Entries with figure data:
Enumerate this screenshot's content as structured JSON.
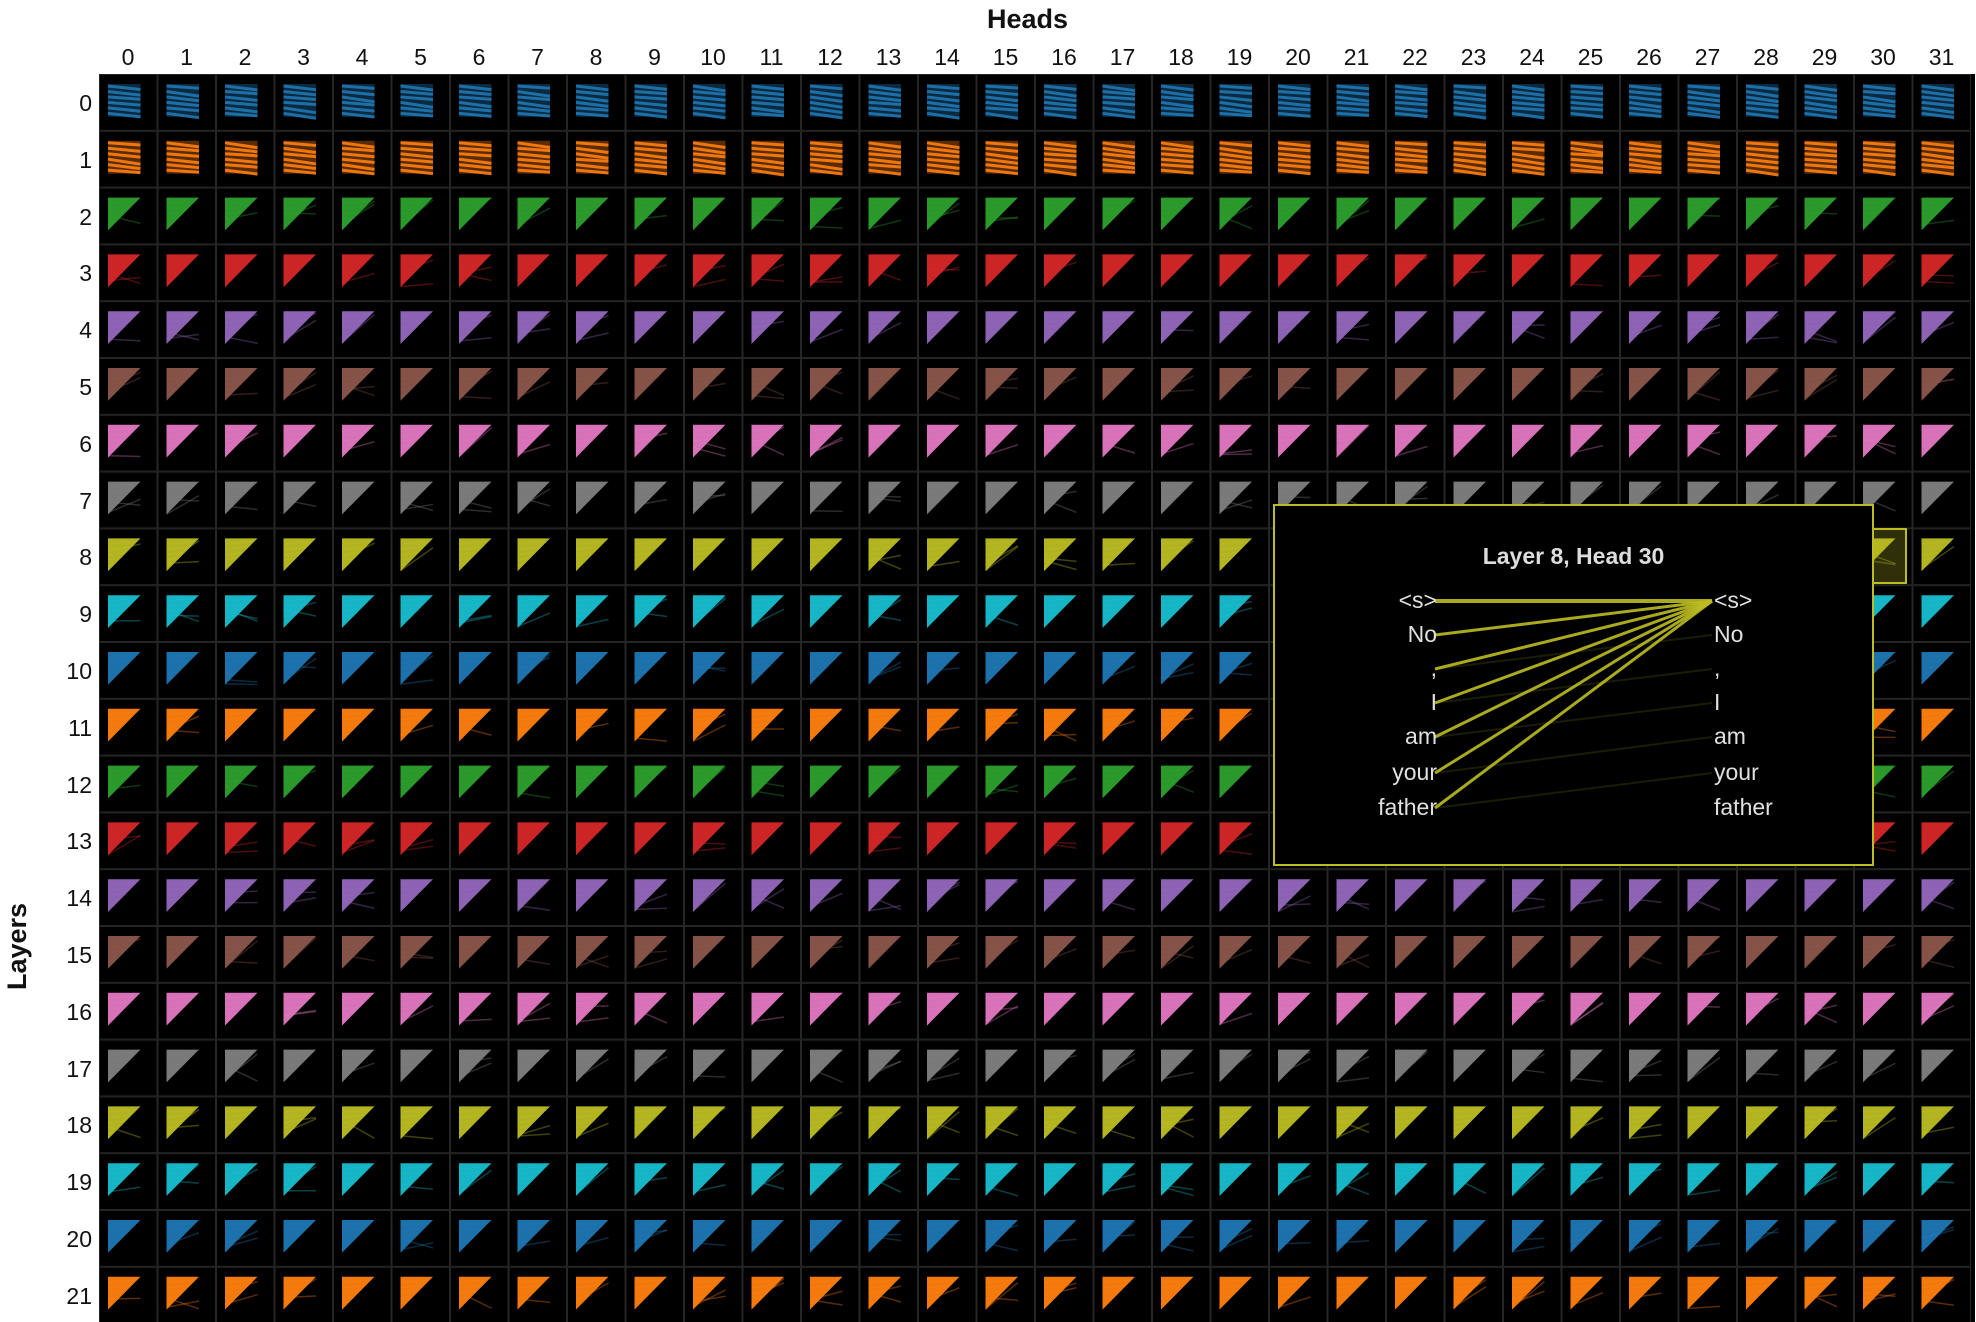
{
  "title_x": "Heads",
  "title_y": "Layers",
  "heads": [
    "0",
    "1",
    "2",
    "3",
    "4",
    "5",
    "6",
    "7",
    "8",
    "9",
    "10",
    "11",
    "12",
    "13",
    "14",
    "15",
    "16",
    "17",
    "18",
    "19",
    "20",
    "21",
    "22",
    "23",
    "24",
    "25",
    "26",
    "27",
    "28",
    "29",
    "30",
    "31"
  ],
  "layers": [
    "0",
    "1",
    "2",
    "3",
    "4",
    "5",
    "6",
    "7",
    "8",
    "9",
    "10",
    "11",
    "12",
    "13",
    "14",
    "15",
    "16",
    "17",
    "18",
    "19",
    "20",
    "21"
  ],
  "layer_colors": [
    "#1f77b4",
    "#ff7f0e",
    "#2ca02c",
    "#d62728",
    "#9467bd",
    "#8c564b",
    "#e377c2",
    "#7f7f7f",
    "#bcbd22",
    "#17becf",
    "#1f77b4",
    "#ff7f0e",
    "#2ca02c",
    "#d62728",
    "#9467bd",
    "#8c564b",
    "#e377c2",
    "#7f7f7f",
    "#bcbd22",
    "#17becf",
    "#1f77b4",
    "#ff7f0e"
  ],
  "popup": {
    "title": "Layer 8, Head 30",
    "selected_layer": 8,
    "selected_head": 30,
    "accent": "#bcbd22",
    "tokens_left": [
      "<s>",
      "No",
      ",",
      "I",
      "am",
      "your",
      "father"
    ],
    "tokens_right": [
      "<s>",
      "No",
      ",",
      "I",
      "am",
      "your",
      "father"
    ],
    "attention_to": 0
  }
}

Problem to work on: Retype all of the entries exactly as written, leaving out any images.

Exercise response:
Enumerate this screenshot's content as structured JSON.
{
  "title_x": "Heads",
  "title_y": "Layers",
  "heads": [
    "0",
    "1",
    "2",
    "3",
    "4",
    "5",
    "6",
    "7",
    "8",
    "9",
    "10",
    "11",
    "12",
    "13",
    "14",
    "15",
    "16",
    "17",
    "18",
    "19",
    "20",
    "21",
    "22",
    "23",
    "24",
    "25",
    "26",
    "27",
    "28",
    "29",
    "30",
    "31"
  ],
  "layers": [
    "0",
    "1",
    "2",
    "3",
    "4",
    "5",
    "6",
    "7",
    "8",
    "9",
    "10",
    "11",
    "12",
    "13",
    "14",
    "15",
    "16",
    "17",
    "18",
    "19",
    "20",
    "21"
  ],
  "layer_colors": [
    "#1f77b4",
    "#ff7f0e",
    "#2ca02c",
    "#d62728",
    "#9467bd",
    "#8c564b",
    "#e377c2",
    "#7f7f7f",
    "#bcbd22",
    "#17becf",
    "#1f77b4",
    "#ff7f0e",
    "#2ca02c",
    "#d62728",
    "#9467bd",
    "#8c564b",
    "#e377c2",
    "#7f7f7f",
    "#bcbd22",
    "#17becf",
    "#1f77b4",
    "#ff7f0e"
  ],
  "popup": {
    "title": "Layer 8, Head 30",
    "selected_layer": 8,
    "selected_head": 30,
    "accent": "#bcbd22",
    "tokens_left": [
      "<s>",
      "No",
      ",",
      "I",
      "am",
      "your",
      "father"
    ],
    "tokens_right": [
      "<s>",
      "No",
      ",",
      "I",
      "am",
      "your",
      "father"
    ],
    "attention_to": 0
  }
}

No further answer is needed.